** begin Entries provided **

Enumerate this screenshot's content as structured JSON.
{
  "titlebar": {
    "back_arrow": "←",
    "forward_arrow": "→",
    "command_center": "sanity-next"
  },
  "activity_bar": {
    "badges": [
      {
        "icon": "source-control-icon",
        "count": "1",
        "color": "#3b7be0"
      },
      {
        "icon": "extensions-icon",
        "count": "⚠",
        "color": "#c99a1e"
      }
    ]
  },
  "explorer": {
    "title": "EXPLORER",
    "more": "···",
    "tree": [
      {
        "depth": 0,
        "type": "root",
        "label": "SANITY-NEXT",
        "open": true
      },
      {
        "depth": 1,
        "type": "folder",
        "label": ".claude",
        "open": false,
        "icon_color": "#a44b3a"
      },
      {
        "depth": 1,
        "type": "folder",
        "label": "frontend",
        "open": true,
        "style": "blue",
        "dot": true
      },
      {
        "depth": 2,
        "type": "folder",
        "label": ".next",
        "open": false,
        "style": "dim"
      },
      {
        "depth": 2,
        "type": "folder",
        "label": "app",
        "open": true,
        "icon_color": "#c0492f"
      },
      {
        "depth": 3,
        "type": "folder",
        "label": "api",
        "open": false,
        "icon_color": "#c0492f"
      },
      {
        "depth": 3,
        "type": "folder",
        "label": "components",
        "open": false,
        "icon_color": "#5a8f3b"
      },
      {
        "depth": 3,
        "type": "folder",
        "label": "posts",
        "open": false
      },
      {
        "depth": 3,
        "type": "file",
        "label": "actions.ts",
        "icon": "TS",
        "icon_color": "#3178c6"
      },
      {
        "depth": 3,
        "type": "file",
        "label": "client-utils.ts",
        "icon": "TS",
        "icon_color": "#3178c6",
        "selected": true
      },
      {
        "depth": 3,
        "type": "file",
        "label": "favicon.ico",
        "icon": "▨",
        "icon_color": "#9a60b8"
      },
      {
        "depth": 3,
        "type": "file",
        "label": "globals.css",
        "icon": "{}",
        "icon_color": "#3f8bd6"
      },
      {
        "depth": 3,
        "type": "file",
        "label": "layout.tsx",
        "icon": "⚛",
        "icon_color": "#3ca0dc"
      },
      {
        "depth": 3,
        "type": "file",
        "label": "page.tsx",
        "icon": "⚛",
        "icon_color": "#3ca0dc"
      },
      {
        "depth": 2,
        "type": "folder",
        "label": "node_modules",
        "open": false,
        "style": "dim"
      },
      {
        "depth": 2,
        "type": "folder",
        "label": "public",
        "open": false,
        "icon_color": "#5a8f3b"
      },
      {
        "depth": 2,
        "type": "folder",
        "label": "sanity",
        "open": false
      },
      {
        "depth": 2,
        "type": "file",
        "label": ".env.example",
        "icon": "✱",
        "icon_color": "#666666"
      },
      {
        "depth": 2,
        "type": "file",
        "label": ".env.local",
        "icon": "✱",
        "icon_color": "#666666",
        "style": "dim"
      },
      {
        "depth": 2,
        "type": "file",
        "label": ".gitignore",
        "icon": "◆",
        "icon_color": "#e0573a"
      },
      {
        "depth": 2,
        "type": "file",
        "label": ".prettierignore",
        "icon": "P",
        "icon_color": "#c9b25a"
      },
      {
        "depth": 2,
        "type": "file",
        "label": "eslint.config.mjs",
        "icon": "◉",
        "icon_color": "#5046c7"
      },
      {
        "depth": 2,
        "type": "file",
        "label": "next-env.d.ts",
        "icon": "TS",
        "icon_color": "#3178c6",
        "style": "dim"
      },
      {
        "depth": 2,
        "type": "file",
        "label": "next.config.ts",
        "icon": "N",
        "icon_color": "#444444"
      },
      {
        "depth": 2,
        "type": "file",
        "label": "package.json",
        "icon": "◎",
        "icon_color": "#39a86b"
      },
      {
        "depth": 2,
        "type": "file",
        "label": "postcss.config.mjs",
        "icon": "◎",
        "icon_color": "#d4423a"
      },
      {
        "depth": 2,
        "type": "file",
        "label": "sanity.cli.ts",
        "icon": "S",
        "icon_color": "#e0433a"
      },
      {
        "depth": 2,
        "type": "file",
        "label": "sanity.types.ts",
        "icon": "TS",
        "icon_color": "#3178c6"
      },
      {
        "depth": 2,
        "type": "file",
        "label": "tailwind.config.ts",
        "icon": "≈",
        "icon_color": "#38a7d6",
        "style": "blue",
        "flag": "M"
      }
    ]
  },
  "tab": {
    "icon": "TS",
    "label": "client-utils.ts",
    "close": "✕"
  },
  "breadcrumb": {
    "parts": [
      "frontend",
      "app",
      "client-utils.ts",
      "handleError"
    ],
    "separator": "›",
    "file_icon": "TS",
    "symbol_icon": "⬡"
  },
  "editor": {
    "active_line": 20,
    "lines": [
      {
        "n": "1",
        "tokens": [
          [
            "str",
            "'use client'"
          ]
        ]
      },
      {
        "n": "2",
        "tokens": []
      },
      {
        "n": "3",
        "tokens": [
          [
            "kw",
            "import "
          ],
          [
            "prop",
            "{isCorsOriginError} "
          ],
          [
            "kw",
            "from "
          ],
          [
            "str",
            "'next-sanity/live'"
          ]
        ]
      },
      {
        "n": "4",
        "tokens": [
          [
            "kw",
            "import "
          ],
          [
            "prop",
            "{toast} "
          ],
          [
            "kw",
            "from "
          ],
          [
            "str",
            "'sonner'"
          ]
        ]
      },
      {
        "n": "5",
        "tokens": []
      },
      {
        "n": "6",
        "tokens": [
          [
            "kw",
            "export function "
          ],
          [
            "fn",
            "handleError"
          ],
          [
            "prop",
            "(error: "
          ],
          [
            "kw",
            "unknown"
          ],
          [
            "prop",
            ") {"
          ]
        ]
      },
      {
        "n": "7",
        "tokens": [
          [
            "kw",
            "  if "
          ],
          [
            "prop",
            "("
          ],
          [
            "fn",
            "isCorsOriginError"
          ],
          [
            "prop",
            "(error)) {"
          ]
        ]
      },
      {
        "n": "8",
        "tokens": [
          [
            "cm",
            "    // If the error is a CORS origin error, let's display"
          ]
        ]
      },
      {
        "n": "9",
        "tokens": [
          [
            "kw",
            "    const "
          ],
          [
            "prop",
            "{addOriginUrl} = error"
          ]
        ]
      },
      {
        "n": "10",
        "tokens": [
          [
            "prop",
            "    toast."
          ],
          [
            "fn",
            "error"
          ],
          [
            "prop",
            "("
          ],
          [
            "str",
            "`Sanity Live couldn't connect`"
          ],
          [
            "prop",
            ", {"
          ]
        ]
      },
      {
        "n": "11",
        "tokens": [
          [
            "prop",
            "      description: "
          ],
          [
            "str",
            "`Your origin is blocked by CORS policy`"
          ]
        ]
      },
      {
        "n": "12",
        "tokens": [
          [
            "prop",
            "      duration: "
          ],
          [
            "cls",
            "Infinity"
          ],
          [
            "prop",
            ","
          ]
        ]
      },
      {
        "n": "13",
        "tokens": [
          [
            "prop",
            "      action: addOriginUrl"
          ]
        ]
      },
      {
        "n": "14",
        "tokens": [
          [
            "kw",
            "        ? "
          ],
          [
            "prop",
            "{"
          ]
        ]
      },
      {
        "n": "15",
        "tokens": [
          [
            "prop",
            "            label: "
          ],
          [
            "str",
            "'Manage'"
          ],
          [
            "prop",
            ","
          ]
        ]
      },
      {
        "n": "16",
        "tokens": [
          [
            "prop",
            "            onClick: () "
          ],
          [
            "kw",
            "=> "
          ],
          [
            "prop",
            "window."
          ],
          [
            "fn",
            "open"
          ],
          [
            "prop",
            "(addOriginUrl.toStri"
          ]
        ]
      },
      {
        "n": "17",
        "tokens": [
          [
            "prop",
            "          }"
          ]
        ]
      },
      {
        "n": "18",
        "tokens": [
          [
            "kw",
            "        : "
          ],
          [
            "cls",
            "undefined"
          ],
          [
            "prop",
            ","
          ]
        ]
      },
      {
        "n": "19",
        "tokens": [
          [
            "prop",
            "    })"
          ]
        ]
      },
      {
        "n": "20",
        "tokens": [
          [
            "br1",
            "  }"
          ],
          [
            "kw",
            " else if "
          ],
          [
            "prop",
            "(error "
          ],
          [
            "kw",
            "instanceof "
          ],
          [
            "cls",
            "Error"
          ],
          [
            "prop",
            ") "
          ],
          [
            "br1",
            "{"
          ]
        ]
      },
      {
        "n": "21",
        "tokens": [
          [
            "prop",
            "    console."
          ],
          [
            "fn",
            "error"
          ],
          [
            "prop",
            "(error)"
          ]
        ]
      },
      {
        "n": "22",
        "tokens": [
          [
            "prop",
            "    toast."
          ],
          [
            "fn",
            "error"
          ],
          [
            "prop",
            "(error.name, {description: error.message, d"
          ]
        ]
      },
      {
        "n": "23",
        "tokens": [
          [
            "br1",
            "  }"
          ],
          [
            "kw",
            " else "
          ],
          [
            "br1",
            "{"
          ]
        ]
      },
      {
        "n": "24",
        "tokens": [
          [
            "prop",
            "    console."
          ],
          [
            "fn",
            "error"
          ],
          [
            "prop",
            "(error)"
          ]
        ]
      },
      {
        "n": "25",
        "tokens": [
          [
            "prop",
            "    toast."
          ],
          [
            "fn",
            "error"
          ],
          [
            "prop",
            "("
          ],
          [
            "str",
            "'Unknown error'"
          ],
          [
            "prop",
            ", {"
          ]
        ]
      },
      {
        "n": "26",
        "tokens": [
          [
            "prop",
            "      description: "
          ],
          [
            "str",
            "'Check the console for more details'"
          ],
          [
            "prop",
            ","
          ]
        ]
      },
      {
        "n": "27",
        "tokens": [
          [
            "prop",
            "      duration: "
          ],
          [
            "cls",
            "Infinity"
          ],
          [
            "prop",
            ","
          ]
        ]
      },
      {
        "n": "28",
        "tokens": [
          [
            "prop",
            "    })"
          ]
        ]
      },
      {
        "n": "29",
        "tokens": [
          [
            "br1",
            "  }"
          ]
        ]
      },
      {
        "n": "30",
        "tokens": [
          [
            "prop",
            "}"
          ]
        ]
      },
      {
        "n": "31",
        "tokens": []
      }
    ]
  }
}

** end Entries provided **

▸ **Exercise goal**: Copy each line containing the word "true" from the data.

▸ **The completed task**:
        "open": true
        "open": true,
        "dot": true
        "open": true,
        "selected": true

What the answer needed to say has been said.